### WORK REQUIRED
Using the listing below, please gather every line containing the word "Hacht".

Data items
* * * * * * * * *

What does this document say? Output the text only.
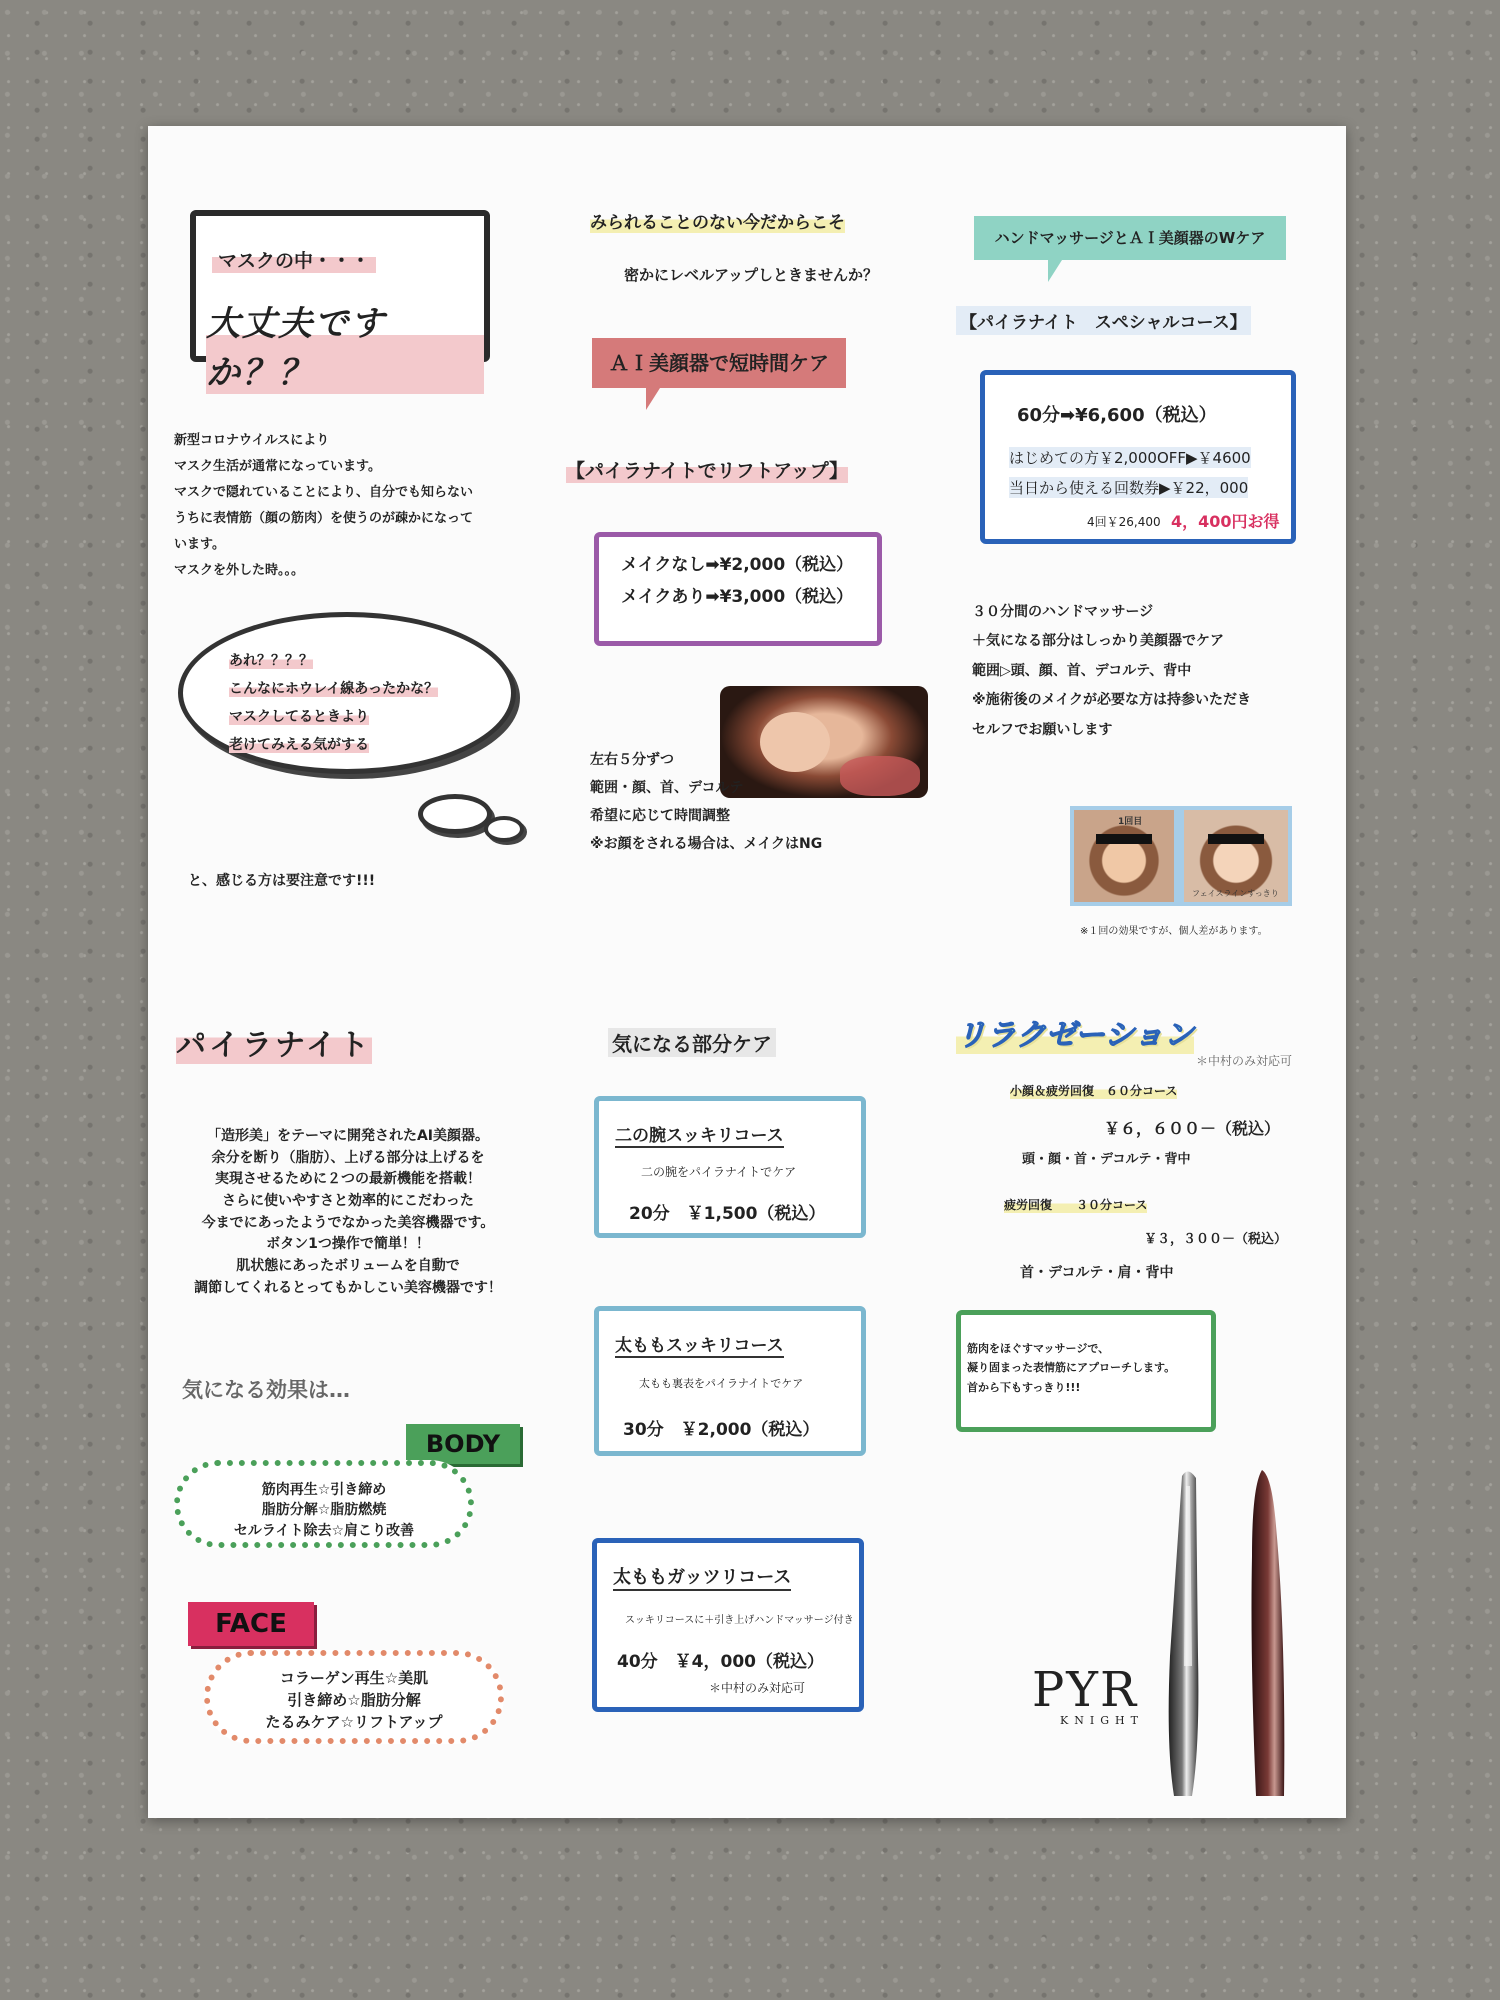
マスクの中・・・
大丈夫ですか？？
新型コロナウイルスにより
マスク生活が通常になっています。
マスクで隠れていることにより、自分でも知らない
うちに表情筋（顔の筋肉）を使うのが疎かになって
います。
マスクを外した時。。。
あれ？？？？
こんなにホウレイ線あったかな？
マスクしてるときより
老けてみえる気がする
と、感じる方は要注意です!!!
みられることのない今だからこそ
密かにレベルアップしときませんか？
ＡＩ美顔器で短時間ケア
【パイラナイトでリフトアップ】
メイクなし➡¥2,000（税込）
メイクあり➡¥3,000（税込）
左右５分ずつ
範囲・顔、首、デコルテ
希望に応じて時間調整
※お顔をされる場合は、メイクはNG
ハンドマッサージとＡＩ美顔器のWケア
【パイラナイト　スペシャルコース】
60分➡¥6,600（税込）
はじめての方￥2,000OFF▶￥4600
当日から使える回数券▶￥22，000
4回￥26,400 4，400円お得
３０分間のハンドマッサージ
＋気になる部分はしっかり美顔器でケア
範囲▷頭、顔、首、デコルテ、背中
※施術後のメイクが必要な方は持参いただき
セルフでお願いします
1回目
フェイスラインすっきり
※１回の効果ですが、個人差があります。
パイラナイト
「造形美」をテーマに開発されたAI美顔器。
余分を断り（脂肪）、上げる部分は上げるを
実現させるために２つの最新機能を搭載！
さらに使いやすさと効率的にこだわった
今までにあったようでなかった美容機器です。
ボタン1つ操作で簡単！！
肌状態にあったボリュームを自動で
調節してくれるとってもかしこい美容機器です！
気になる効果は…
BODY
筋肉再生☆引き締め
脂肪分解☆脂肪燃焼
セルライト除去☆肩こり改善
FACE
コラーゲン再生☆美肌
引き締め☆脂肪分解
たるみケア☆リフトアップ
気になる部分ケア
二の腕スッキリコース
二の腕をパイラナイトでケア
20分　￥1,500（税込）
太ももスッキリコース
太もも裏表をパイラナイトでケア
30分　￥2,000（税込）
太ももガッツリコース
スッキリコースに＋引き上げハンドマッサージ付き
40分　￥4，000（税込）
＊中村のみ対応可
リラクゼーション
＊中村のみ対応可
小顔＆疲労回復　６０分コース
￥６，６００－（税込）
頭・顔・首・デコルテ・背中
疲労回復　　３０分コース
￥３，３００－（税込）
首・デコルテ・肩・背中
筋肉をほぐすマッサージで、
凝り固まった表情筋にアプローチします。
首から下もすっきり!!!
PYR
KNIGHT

* * * * * * * * *

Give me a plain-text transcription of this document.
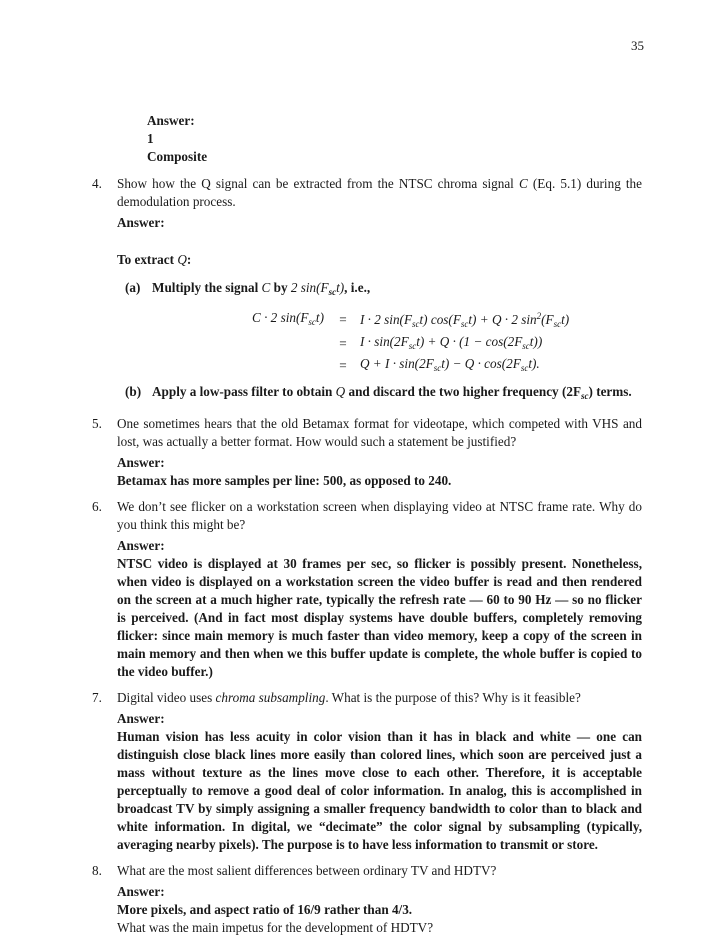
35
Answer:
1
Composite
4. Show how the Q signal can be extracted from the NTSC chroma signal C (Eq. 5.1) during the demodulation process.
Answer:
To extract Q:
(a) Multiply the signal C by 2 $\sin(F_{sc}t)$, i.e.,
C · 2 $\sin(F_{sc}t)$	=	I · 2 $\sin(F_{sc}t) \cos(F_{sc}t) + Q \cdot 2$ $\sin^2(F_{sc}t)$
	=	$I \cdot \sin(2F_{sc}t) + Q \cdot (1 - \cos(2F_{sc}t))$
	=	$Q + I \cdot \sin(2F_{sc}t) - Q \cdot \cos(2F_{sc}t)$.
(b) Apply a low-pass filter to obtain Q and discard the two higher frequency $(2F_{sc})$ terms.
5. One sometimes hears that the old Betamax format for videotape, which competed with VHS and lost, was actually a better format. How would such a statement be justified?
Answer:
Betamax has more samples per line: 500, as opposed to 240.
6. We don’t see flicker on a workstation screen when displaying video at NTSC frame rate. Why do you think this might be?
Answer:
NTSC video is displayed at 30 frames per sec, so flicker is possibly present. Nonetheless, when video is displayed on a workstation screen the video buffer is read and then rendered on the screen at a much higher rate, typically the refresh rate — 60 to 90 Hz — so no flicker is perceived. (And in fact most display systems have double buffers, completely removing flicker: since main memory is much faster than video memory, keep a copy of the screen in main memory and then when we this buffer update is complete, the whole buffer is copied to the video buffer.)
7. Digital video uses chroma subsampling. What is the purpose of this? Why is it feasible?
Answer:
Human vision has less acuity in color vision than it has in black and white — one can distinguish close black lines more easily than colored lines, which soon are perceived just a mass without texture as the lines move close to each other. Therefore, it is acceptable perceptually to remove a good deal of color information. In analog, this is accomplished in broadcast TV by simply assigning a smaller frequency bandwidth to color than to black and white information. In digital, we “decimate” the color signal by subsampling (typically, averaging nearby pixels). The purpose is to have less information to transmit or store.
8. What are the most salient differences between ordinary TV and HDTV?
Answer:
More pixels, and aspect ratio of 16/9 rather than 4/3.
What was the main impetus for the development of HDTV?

* * * * * * * * *

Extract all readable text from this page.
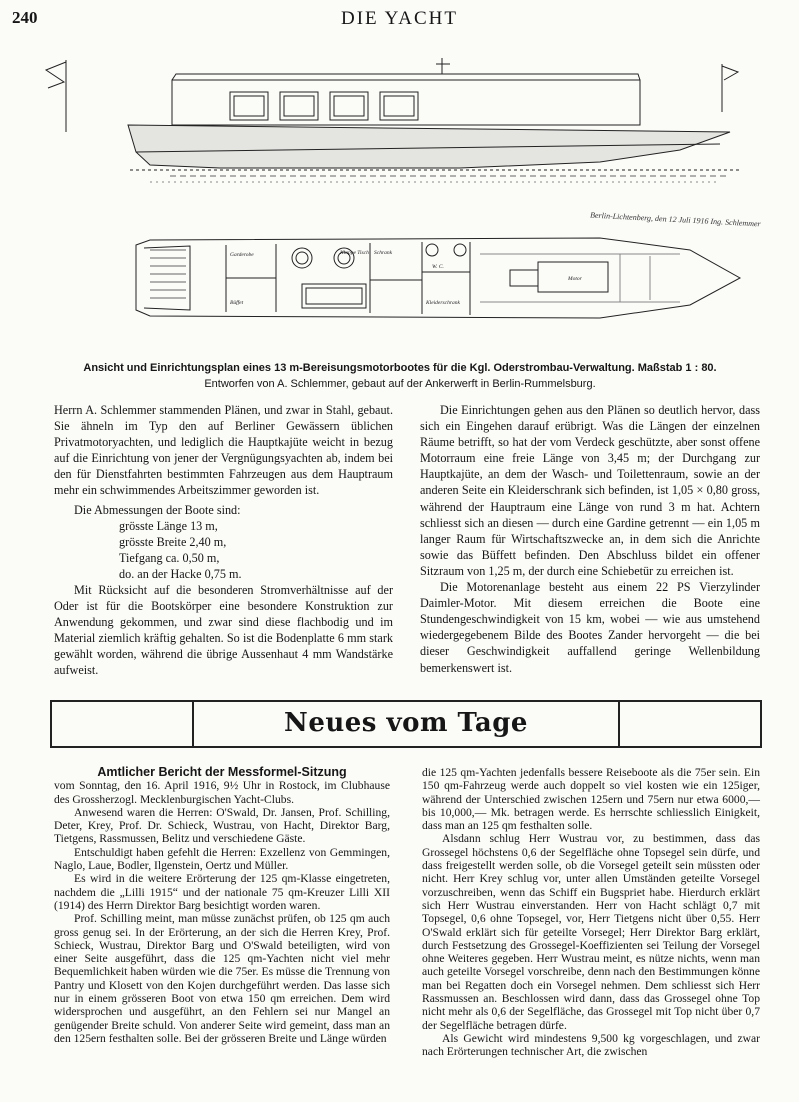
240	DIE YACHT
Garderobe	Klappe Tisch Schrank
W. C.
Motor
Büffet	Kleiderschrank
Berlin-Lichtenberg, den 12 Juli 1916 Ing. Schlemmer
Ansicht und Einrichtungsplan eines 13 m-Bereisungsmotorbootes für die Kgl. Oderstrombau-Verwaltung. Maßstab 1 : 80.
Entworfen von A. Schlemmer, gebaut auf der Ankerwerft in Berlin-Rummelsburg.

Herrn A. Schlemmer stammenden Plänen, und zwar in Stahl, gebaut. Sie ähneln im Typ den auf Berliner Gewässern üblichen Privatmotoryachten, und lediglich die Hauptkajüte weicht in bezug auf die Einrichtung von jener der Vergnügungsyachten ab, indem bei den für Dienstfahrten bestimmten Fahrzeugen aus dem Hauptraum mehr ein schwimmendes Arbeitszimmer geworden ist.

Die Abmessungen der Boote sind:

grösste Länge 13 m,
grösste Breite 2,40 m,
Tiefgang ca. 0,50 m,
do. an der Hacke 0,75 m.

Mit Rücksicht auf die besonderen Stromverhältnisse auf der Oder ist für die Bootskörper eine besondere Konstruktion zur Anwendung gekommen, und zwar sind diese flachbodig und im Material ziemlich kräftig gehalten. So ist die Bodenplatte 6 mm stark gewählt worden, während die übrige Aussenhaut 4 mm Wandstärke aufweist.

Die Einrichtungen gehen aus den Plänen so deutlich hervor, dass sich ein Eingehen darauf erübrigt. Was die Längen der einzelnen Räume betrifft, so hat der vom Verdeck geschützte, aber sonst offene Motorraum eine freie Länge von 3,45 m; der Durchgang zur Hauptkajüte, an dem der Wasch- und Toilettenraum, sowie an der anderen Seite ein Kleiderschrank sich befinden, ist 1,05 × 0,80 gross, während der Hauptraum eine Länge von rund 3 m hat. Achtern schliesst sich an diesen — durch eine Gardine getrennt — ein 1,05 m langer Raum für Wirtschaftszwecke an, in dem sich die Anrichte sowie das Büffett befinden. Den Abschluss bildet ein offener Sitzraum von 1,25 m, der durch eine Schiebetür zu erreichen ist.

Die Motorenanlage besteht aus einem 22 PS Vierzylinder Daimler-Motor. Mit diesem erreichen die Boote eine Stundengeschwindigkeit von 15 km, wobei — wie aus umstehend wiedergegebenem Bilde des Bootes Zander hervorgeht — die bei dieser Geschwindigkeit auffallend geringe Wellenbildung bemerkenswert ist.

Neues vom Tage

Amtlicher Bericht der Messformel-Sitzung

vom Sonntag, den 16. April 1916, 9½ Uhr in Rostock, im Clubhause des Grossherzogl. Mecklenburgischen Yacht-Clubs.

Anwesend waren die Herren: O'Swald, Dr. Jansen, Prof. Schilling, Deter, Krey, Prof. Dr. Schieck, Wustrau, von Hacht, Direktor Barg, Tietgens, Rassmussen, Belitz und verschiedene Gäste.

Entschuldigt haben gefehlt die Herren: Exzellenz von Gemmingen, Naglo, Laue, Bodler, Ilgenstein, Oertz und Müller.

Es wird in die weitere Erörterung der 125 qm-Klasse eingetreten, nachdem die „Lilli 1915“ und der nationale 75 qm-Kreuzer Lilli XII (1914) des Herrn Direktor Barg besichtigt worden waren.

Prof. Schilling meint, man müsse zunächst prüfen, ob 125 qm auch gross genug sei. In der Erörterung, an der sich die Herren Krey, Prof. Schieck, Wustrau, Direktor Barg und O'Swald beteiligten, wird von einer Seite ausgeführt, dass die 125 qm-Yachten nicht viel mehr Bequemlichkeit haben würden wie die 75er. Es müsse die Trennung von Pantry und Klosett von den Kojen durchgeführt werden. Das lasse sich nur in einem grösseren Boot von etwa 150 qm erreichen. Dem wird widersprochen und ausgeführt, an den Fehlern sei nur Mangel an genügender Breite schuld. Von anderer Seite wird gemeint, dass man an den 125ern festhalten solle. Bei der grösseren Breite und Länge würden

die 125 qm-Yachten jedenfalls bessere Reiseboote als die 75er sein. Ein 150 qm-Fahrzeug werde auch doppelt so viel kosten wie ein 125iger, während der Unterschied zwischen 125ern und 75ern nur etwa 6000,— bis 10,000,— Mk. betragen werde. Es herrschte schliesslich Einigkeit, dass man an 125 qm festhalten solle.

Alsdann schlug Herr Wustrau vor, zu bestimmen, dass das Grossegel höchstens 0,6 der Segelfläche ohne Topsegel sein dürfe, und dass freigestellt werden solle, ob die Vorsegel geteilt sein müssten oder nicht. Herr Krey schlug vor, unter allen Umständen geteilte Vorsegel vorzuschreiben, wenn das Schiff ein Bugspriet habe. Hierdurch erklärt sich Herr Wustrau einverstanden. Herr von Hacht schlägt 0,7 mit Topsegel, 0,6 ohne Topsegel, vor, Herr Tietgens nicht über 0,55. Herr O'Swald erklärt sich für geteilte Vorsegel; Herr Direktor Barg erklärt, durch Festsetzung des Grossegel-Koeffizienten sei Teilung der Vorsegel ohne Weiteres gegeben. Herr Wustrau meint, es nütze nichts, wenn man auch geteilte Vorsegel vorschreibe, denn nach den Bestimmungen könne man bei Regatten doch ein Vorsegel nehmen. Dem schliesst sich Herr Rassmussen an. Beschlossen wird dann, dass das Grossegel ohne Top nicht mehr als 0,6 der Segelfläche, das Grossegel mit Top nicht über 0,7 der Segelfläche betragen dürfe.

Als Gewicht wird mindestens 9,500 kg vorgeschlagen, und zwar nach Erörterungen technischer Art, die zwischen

* * * * * * * * *

### EXERCISE RESPONSE
Anwesend waren die Herren: O'Swald, Dr. Jansen, Prof. Schilling, Deter, Krey, Prof. Dr. Schieck, Wustrau, von Hacht, Direktor Barg, Tietgens, Rassmussen, Belitz und verschiedene Gäste.
Alsdann schlug Herr Wustrau vor, zu bestimmen, dass das Grossegel höchstens 0,6 der Segelfläche ohne Topsegel sein dürfe, und dass freigestellt werden solle, ob die Vorsegel geteilt sein müssten oder nicht. Herr Krey schlug vor, unter allen Umständen geteilte Vorsegel vorzuschreiben, wenn das Schiff ein Bugspriet habe. Hierdurch erklärt sich Herr Wustrau einverstanden. Herr von Hacht schlägt 0,7 mit Topsegel, 0,6 ohne Topsegel, vor, Herr Tietgens nicht über 0,55. Herr O'Swald erklärt sich für geteilte Vorsegel; Herr Direktor Barg erklärt, durch Festsetzung des Grossegel-Koeffizienten sei Teilung der Vorsegel ohne Weiteres gegeben. Herr Wustrau meint, es nütze nichts, wenn man auch geteilte Vorsegel vorschreibe, denn nach den Bestimmungen könne man bei Regatten doch ein Vorsegel nehmen. Dem schliesst sich Herr Rassmussen an. Beschlossen wird dann, dass das Grossegel ohne Top nicht mehr als 0,6 der Segelfläche, das Grossegel mit Top nicht über 0,7 der Segelfläche betragen dürfe.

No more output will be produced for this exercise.